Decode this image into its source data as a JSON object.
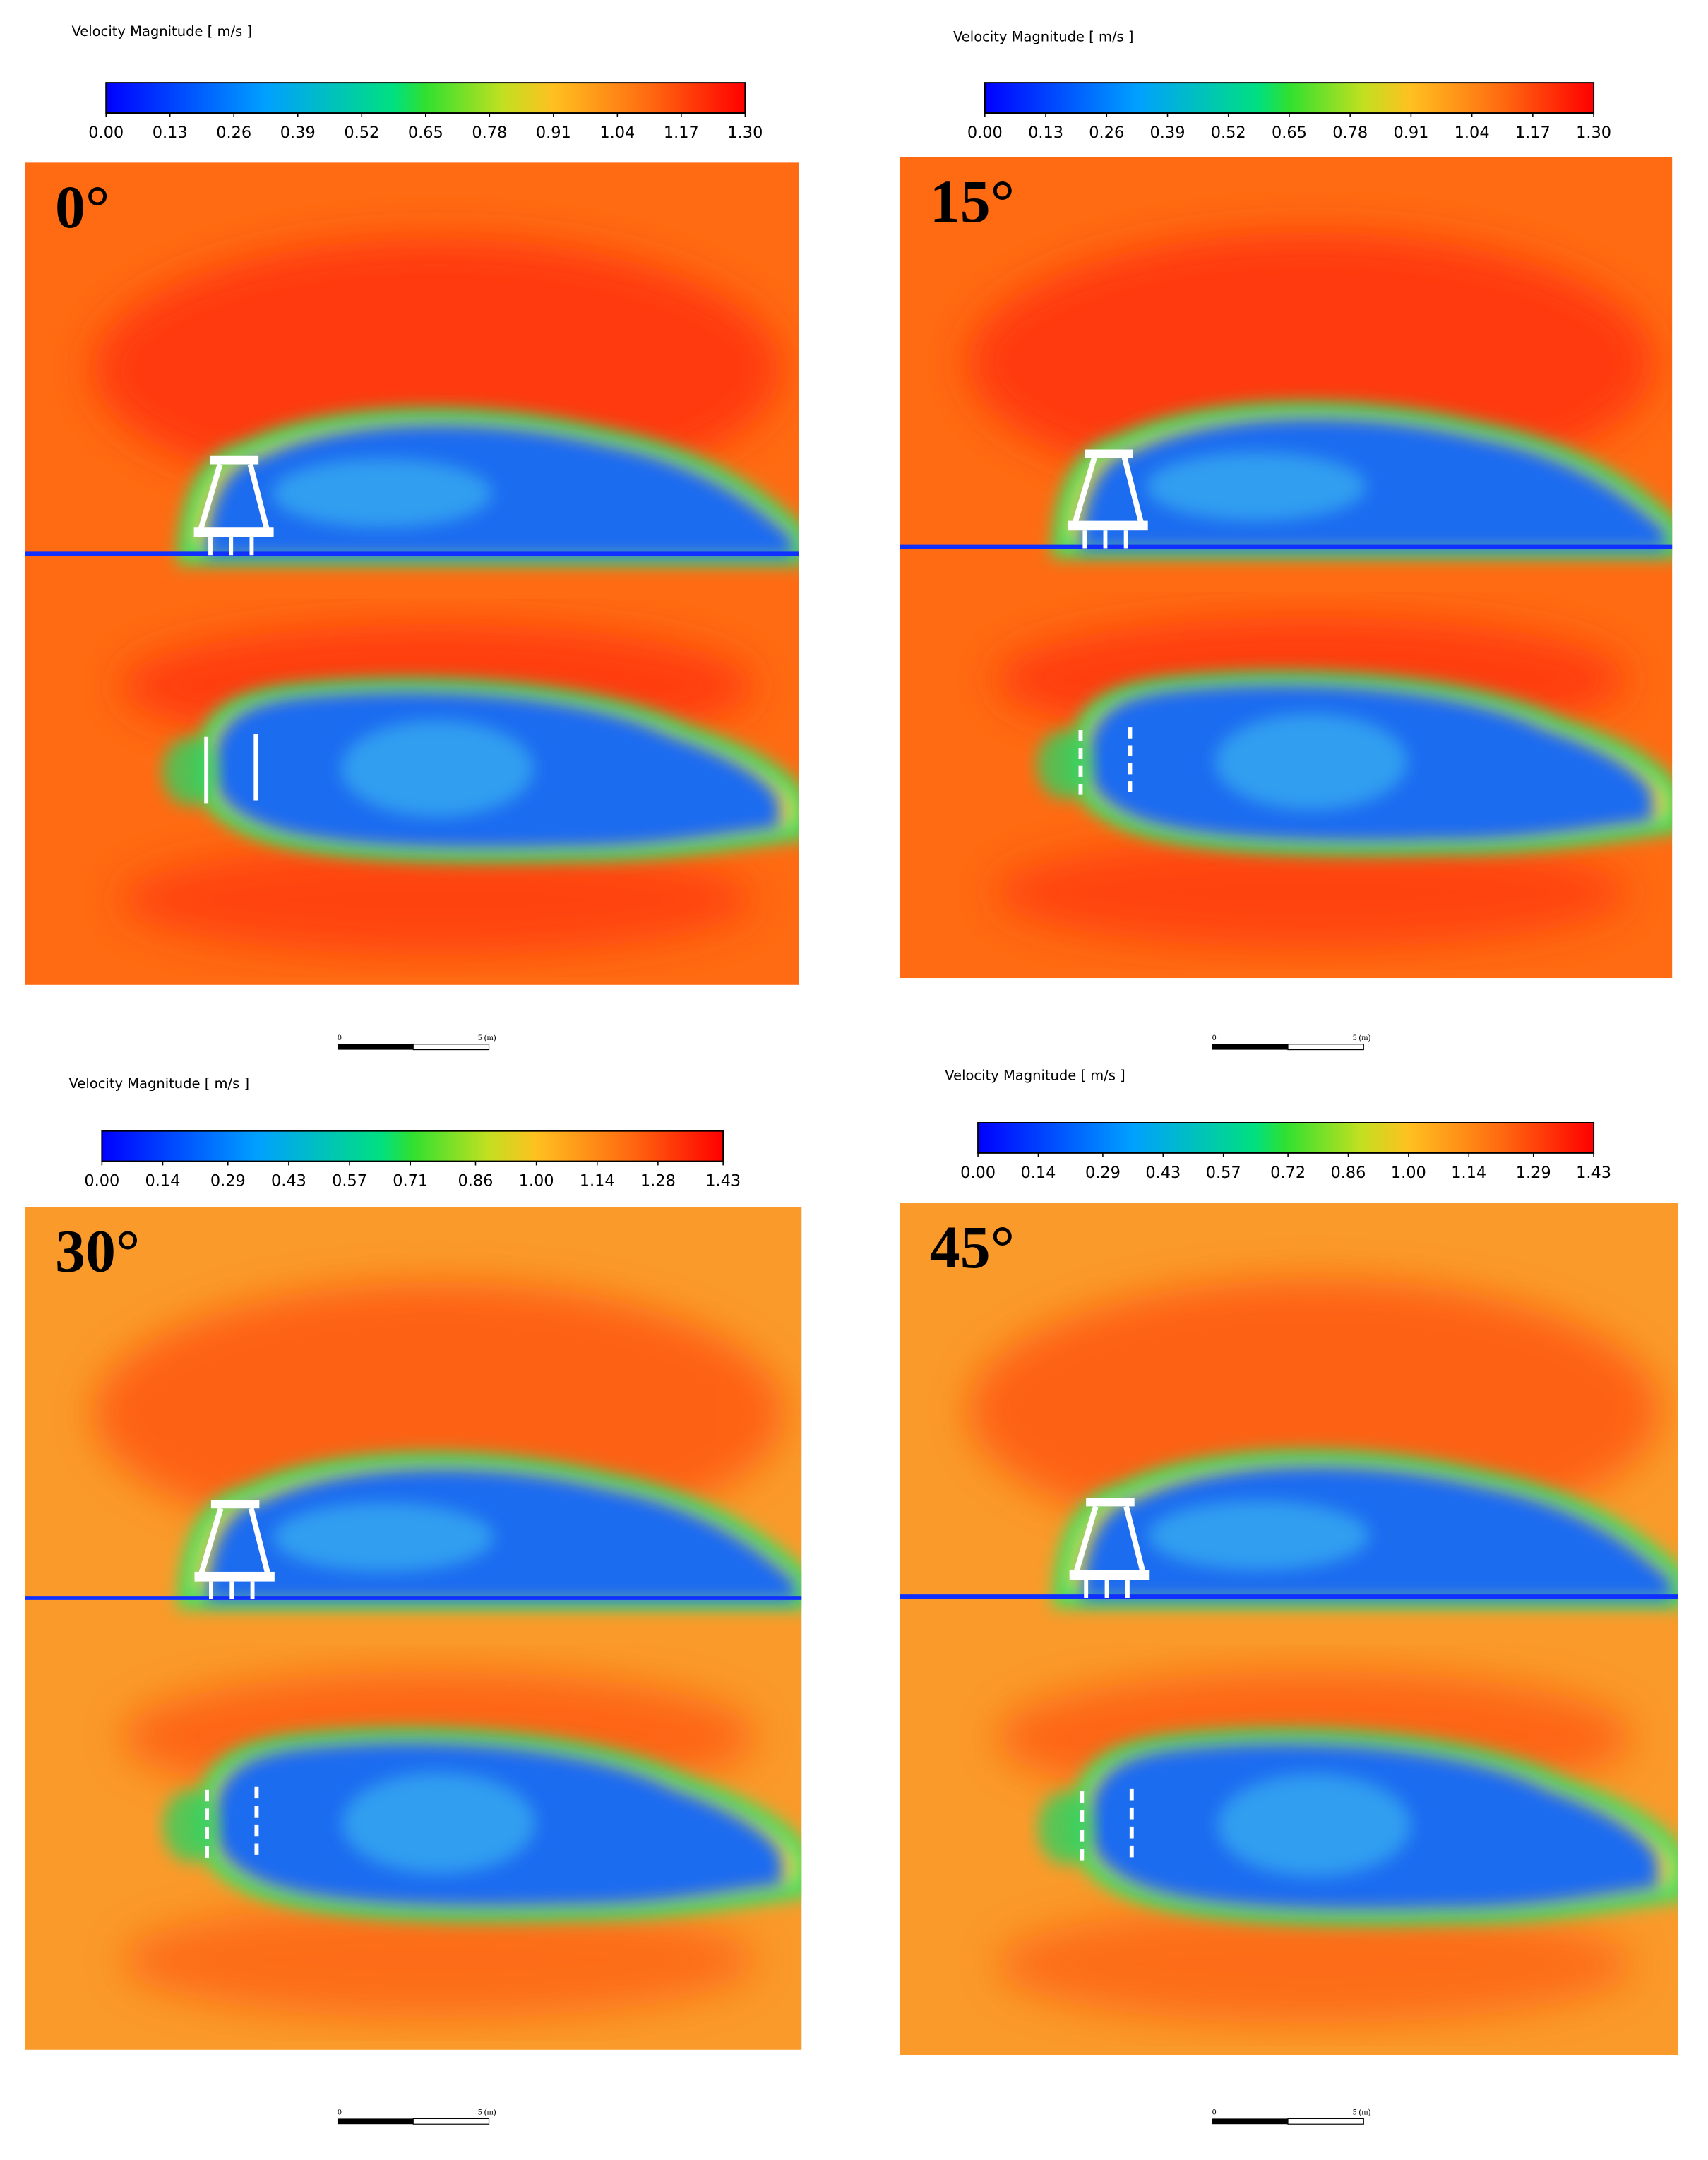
{
  "panels": [
    {
      "colorbar": {
        "title": "Velocity Magnitude [ m/s ]",
        "ticks": [
          {
            "value": 0,
            "label": "0.00"
          },
          {
            "value": 0.13,
            "label": "0.13"
          },
          {
            "value": 0.26,
            "label": "0.26"
          },
          {
            "value": 0.39,
            "label": "0.39"
          },
          {
            "value": 0.52,
            "label": "0.52"
          },
          {
            "value": 0.65,
            "label": "0.65"
          },
          {
            "value": 0.78,
            "label": "0.78"
          },
          {
            "value": 0.91,
            "label": "0.91"
          },
          {
            "value": 1.04,
            "label": "1.04"
          },
          {
            "value": 1.17,
            "label": "1.17"
          },
          {
            "value": 1.3,
            "label": "1.30"
          }
        ]
      },
      "angle": "0°",
      "scale_bar": {
        "start": "0",
        "end": "5 (m)"
      }
    },
    {
      "colorbar": {
        "title": "Velocity Magnitude [ m/s ]",
        "ticks": [
          {
            "value": 0,
            "label": "0.00"
          },
          {
            "value": 0.13,
            "label": "0.13"
          },
          {
            "value": 0.26,
            "label": "0.26"
          },
          {
            "value": 0.39,
            "label": "0.39"
          },
          {
            "value": 0.52,
            "label": "0.52"
          },
          {
            "value": 0.65,
            "label": "0.65"
          },
          {
            "value": 0.78,
            "label": "0.78"
          },
          {
            "value": 0.91,
            "label": "0.91"
          },
          {
            "value": 1.04,
            "label": "1.04"
          },
          {
            "value": 1.17,
            "label": "1.17"
          },
          {
            "value": 1.3,
            "label": "1.30"
          }
        ]
      },
      "angle": "15°",
      "scale_bar": {
        "start": "0",
        "end": "5 (m)"
      }
    },
    {
      "colorbar": {
        "title": "Velocity Magnitude [ m/s ]",
        "ticks": [
          {
            "value": 0,
            "label": "0.00"
          },
          {
            "value": 0.14,
            "label": "0.14"
          },
          {
            "value": 0.29,
            "label": "0.29"
          },
          {
            "value": 0.43,
            "label": "0.43"
          },
          {
            "value": 0.57,
            "label": "0.57"
          },
          {
            "value": 0.71,
            "label": "0.71"
          },
          {
            "value": 0.86,
            "label": "0.86"
          },
          {
            "value": 1,
            "label": "1.00"
          },
          {
            "value": 1.14,
            "label": "1.14"
          },
          {
            "value": 1.28,
            "label": "1.28"
          },
          {
            "value": 1.43,
            "label": "1.43"
          }
        ]
      },
      "angle": "30°",
      "scale_bar": {
        "start": "0",
        "end": "5 (m)"
      }
    },
    {
      "colorbar": {
        "title": "Velocity Magnitude [ m/s ]",
        "ticks": [
          {
            "value": 0,
            "label": "0.00"
          },
          {
            "value": 0.14,
            "label": "0.14"
          },
          {
            "value": 0.29,
            "label": "0.29"
          },
          {
            "value": 0.43,
            "label": "0.43"
          },
          {
            "value": 0.57,
            "label": "0.57"
          },
          {
            "value": 0.72,
            "label": "0.72"
          },
          {
            "value": 0.86,
            "label": "0.86"
          },
          {
            "value": 1,
            "label": "1.00"
          },
          {
            "value": 1.14,
            "label": "1.14"
          },
          {
            "value": 1.29,
            "label": "1.29"
          },
          {
            "value": 1.43,
            "label": "1.43"
          }
        ]
      },
      "angle": "45°",
      "scale_bar": {
        "start": "0",
        "end": "5 (m)"
      }
    }
  ]
}
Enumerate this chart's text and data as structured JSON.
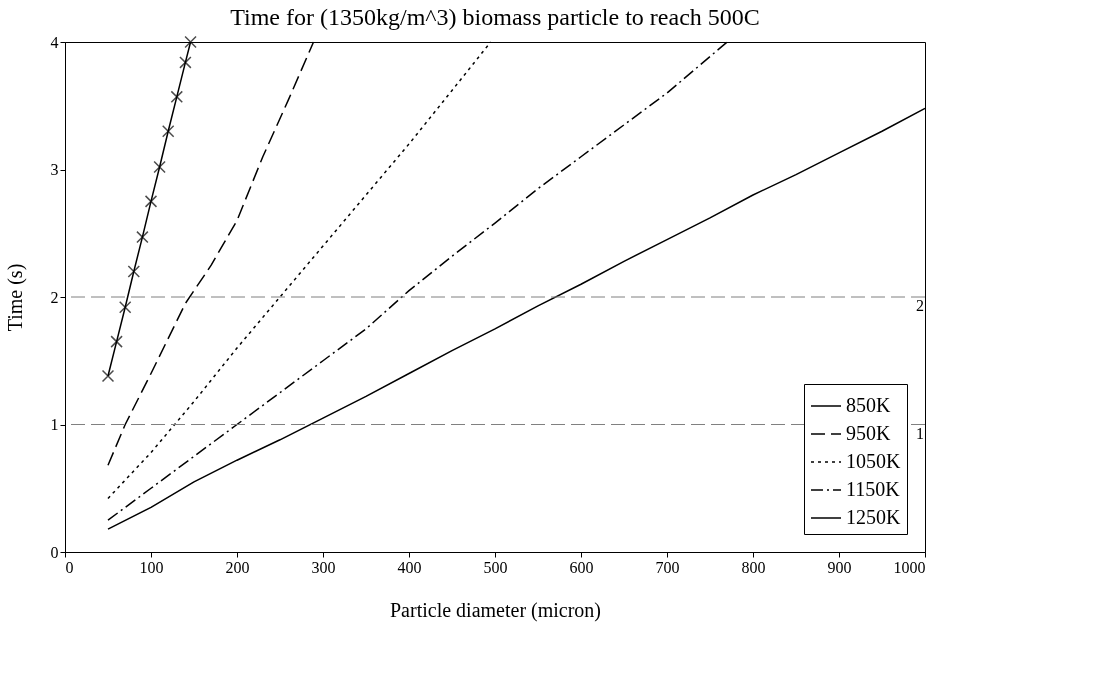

_ _ _

_Exercise_
Using the records given above, list every line that includes the word "this".

_Result of the exercise_
Decode this image into its source data as a JSON object.
Enumerate this chart's text and data as structured JSON.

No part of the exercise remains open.